#### [Task details]
Count how many lines of the data include "this". The answer is that number and nothing else.

═════ The data

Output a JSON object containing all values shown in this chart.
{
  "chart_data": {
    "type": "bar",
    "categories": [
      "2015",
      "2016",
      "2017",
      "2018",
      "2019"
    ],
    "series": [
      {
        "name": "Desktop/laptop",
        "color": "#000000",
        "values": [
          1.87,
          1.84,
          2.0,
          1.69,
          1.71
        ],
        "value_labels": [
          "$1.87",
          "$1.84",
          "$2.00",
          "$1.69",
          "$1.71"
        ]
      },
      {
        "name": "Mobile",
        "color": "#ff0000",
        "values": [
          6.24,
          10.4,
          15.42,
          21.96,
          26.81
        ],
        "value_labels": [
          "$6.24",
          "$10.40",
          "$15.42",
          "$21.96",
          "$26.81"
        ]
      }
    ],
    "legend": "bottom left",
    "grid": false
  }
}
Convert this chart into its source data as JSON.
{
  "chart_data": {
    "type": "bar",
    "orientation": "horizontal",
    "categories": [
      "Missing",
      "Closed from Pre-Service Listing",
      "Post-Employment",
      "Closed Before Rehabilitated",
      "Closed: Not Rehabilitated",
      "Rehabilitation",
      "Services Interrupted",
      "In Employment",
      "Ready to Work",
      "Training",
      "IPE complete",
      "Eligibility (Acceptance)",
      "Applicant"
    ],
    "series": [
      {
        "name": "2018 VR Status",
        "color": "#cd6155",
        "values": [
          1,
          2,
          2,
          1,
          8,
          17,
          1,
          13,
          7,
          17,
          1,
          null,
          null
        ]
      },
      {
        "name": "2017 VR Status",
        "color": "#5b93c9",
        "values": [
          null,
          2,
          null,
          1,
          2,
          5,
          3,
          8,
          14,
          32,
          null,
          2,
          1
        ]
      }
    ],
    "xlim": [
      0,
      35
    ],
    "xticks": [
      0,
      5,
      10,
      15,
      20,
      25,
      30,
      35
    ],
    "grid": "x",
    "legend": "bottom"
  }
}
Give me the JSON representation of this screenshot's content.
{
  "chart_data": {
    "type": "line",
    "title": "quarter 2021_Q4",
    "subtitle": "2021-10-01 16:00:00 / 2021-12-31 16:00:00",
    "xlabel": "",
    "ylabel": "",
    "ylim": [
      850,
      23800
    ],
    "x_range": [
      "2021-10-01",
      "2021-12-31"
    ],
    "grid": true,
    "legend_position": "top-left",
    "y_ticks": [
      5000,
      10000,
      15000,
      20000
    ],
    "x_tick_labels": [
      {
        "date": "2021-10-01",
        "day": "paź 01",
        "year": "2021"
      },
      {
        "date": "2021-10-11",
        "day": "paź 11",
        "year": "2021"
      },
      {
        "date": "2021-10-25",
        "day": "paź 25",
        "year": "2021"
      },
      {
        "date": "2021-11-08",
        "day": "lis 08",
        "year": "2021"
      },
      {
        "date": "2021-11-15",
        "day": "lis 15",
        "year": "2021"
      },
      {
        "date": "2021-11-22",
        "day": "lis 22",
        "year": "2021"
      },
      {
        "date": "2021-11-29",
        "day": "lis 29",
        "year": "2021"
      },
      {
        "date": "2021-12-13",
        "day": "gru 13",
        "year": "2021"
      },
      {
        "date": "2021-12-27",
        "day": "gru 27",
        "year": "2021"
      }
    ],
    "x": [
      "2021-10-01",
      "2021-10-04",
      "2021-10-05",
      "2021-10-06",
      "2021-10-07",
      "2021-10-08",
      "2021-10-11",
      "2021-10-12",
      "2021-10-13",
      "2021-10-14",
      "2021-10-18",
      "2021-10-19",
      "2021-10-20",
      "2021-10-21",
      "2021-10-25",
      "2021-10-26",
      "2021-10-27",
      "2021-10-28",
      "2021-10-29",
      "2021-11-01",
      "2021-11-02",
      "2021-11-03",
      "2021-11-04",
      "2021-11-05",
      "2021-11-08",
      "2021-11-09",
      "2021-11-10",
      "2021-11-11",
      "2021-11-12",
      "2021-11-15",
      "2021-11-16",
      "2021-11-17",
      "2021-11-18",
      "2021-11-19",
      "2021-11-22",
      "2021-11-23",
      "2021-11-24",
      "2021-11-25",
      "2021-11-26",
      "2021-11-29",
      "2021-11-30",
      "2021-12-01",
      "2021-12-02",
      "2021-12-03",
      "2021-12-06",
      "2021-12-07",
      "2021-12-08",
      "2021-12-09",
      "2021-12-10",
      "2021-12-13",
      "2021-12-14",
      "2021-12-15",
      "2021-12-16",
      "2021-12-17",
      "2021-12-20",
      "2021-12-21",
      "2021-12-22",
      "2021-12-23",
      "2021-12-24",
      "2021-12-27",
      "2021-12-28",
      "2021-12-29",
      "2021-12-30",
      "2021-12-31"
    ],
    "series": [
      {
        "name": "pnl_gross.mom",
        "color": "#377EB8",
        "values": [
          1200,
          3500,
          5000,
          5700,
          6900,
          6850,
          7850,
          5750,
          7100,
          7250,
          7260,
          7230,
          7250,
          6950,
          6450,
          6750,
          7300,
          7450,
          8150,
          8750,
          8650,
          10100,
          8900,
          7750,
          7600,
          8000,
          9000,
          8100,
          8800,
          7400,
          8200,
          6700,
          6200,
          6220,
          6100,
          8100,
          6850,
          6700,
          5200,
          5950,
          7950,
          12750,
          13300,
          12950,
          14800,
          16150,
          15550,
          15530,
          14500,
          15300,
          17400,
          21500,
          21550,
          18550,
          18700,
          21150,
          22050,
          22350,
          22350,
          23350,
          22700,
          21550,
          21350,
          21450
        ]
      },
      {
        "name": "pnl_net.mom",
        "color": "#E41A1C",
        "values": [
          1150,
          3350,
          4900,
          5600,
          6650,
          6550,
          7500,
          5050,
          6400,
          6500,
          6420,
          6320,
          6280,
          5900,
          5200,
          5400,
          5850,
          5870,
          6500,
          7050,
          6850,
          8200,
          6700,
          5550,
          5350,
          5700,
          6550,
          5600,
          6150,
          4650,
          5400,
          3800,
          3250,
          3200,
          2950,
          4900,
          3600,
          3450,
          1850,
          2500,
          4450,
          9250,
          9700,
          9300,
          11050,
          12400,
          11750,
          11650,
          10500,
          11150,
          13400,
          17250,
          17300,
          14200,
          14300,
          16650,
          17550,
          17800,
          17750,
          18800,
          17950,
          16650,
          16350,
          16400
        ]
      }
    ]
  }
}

══════════

#### [Exercise answer]
3